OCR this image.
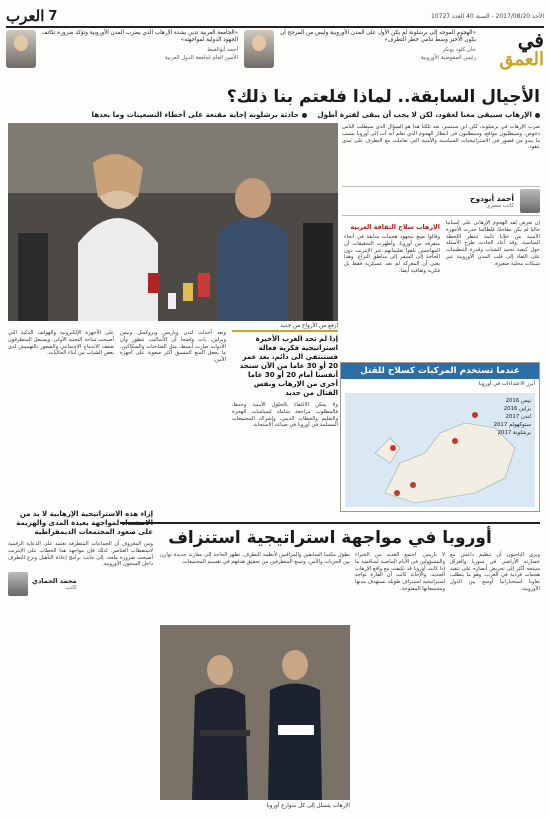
العرب 7	الأحد 2017/08/20 - السنة 40 العدد 10727
«الجامعة العربية تدين بشدة الإرهاب الذي يضرب المدن الأوروبية وتؤكد ضرورة تكاتف الجهود الدولية لمواجهته»
أحمد أبوالغيط
الأمين العام لجامعة الدول العربية
«الهجوم الموجه إلى برشلونة لم يكن الأول على المدن الأوروبية وليس من المرجح أن يكون الأخير وسط تنامي خطر التطرف»
جان كلود يونكر
رئيس المفوضية الأوروبية
في
العمق
الأجيال السابقة.. لماذا فلعتم بنا ذلك؟
الإرهاب سبيقى معنا لعقود، لكن لا يجب أن يبقى لفترة أطول حادثة برشلونة إجابة مقنعة على أخطاء التسعينات وما بعدها
ضرب الإرهاب في برشلونة، لكن ابن سبتمبر، بعد تلكتا هذا هو السؤال الذي سيطلب الناس دخوض، وسيطلبون مواقع، وسيطلبون في انتظار الهجوم الذي نعلم أنه آت إلى أوروبا بسبب ما يبدو من قصور في الاستراتيجيات السياسية والأمنية التي تعاملت مع التطرف على مدى عقود.
ارفع من الأرواح من جديد
أحمد أبودوح
كاتب مصري
إن تعرض لقد الهجوم الإرهابي على إسبانيا حاليا لم يكن مفاجئا، فلطالما حذرت الأجهزة الأمنية من خلايا نائمة تنتظر اللحظة المناسبة. وقد أعاد الحادث طرح الأسئلة حول كيفية تجنيد الشباب وقدرة التنظيمات على النفاذ إلى قلب المدن الأوروبية عبر شبكات محلية صغيرة.
الإرهاب سلاح الثقافة العربية
وقالوا صيغ مجهود هجمات سابقة في أنحاء متفرقة من أوروبا، وأظهرت التحقيقات أن المهاجمين تلقوا تعليماتهم عبر الإنترنت دون الحاجة إلى السفر إلى مناطق النزاع. وهذا يعني أن المعركة لم تعد عسكرية فقط بل فكرية وثقافية أيضا.
عندما تستخدم المركبات كسلاح للقتل
أبرز الاعتداءات في أوروبا
نيس 2016
برلين 2016
لندن 2017
ستوكهولم 2017
برشلونة 2017
على الأجهزة الإلكترونية والهواتف الذكية التي أصبحت ساحة التجنيد الأولى. ويستغل المتطرفون ضعف الاندماج الاجتماعي والشعور بالتهميش لدى بعض الشباب من أبناء الجاليات.
وبعد أحداث لندن وباريس وبروكسل ونيس وبرلين، بات واضحا أن الأساليب تتطور وأن الأدوات صارت أبسط، مثل الشاحنات والسكاكين، ما يجعل المنع المسبق أكثر صعوبة على أجهزة الأمن.
إذا لم تحد الغرب الأخيرة استراتيجية فكرية فعالة فستنتفي الى دائم، بعد عمر 20 أو 30 عاما من الآن سنجد أنفسنا أمام 20 أو 30 عاما أخرى من الإرهاب ونفس القتال من جديد
ولا يمكن الاكتفاء بالحلول الأمنية وحدها، فالمطلوب مراجعة شاملة لسياسات الهجرة والتعليم والخطاب الديني، وإشراك المجتمعات المسلمة في أوروبا في صياغة الاستجابة.
أوروبا في مواجهة استراتيجية استنزاف
لا باريس. اجتمع العديد من الخبراء والمسؤولين في الأيام الماضية لمناقشة ما إذا كانت أوروبا قد تكيفت مع واقع الإرهاب الجديد، والإجابة كانت أن القارة تواجه استراتيجية استنزاف طويلة تستهدف مدنها ومجتمعاتها المفتوحة.
ويرى الباحثون أن تنظيم داعش مع خسارته الأراضي في سوريا والعراق سيتجه أكثر إلى تحريض أنصاره على تنفيذ هجمات فردية في الغرب، وهو ما يتطلب تعاونا استخباراتيا أوسع بين الدول الأوروبية.
بطول مكتبنا السابقين والمراقبين لأنظمة التطرف، تظهر الحاجة إلى مقاربة جديدة توازن بين الحريات والأمن، وتمنع المتطرفين من تحقيق هدفهم في تقسيم المجتمعات.
الإرهاب يتسلل إلى كل شوارع أوروبا
إزاء هذه الاستراتيجية الإرهابية لا بد من الاستعداد لمواجهة بعيدة المدى والهزيمة على صعود المجتمعات الديمقراطية
ومن المعروف أن الجماعات المتطرفة تعتمد على الدعاية الرقمية لاستقطاب العناصر. لذلك فإن مواجهة هذا الخطاب على الإنترنت أصبحت ضرورة ملحة، إلى جانب برامج إعادة التأهيل ونزع التطرف داخل السجون الأوروبية.
محمد الحمادي
كاتب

▸ **STATED PROBLEM**: Provide only the number of lines in the entries that hold the word "الأجهزة".

▸ **OUTPUT BELOW**: 2